>> start EXCERPTED DATA

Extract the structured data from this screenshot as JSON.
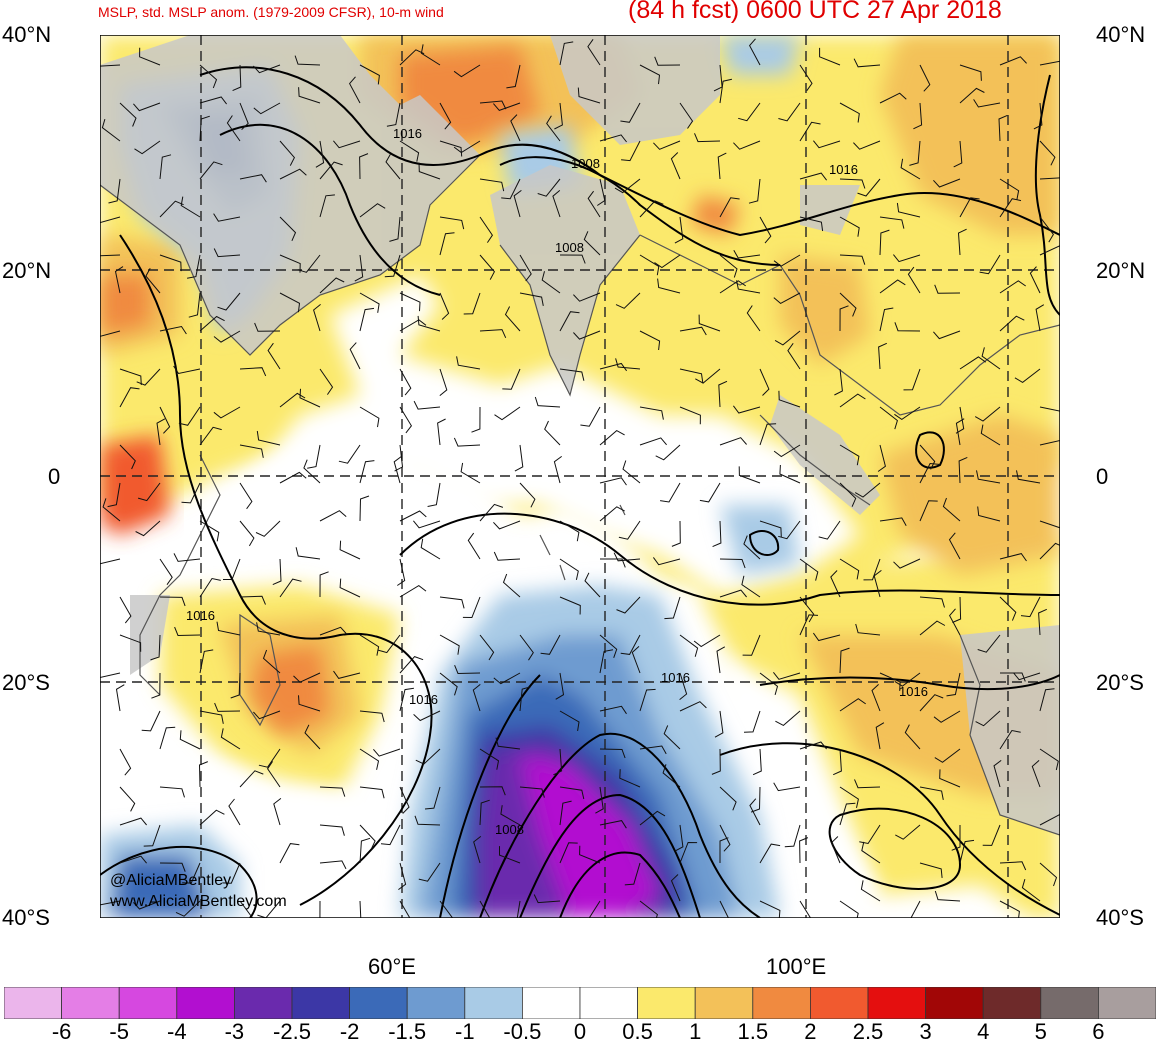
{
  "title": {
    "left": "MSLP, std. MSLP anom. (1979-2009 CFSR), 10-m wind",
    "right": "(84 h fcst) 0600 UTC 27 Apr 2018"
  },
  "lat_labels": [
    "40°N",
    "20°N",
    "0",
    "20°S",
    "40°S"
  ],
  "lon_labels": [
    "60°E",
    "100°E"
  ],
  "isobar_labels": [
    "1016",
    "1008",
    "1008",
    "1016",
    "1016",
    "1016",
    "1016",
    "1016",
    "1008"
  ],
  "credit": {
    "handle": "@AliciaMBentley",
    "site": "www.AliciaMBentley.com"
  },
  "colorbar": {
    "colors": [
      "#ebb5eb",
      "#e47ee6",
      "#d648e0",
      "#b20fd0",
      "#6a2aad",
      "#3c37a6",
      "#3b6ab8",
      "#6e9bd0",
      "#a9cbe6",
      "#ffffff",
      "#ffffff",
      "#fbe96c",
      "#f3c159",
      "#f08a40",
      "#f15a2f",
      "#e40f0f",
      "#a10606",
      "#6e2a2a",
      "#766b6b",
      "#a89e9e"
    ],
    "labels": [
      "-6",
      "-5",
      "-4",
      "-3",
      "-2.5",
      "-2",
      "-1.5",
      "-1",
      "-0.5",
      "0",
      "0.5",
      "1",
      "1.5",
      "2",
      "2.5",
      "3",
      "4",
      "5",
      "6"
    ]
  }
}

>> end EXCERPTED DATA

Output all of the records exactly as they appear above, but not the pictures.

Extract the structured data from this screenshot as JSON.
{
  "title": {
    "left": "MSLP, std. MSLP anom. (1979-2009 CFSR), 10-m wind",
    "right": "(84 h fcst) 0600 UTC 27 Apr 2018"
  },
  "lat_labels": [
    "40°N",
    "20°N",
    "0",
    "20°S",
    "40°S"
  ],
  "lon_labels": [
    "60°E",
    "100°E"
  ],
  "isobar_labels": [
    "1016",
    "1008",
    "1008",
    "1016",
    "1016",
    "1016",
    "1016",
    "1016",
    "1008"
  ],
  "credit": {
    "handle": "@AliciaMBentley",
    "site": "www.AliciaMBentley.com"
  },
  "colorbar": {
    "colors": [
      "#ebb5eb",
      "#e47ee6",
      "#d648e0",
      "#b20fd0",
      "#6a2aad",
      "#3c37a6",
      "#3b6ab8",
      "#6e9bd0",
      "#a9cbe6",
      "#ffffff",
      "#ffffff",
      "#fbe96c",
      "#f3c159",
      "#f08a40",
      "#f15a2f",
      "#e40f0f",
      "#a10606",
      "#6e2a2a",
      "#766b6b",
      "#a89e9e"
    ],
    "labels": [
      "-6",
      "-5",
      "-4",
      "-3",
      "-2.5",
      "-2",
      "-1.5",
      "-1",
      "-0.5",
      "0",
      "0.5",
      "1",
      "1.5",
      "2",
      "2.5",
      "3",
      "4",
      "5",
      "6"
    ]
  }
}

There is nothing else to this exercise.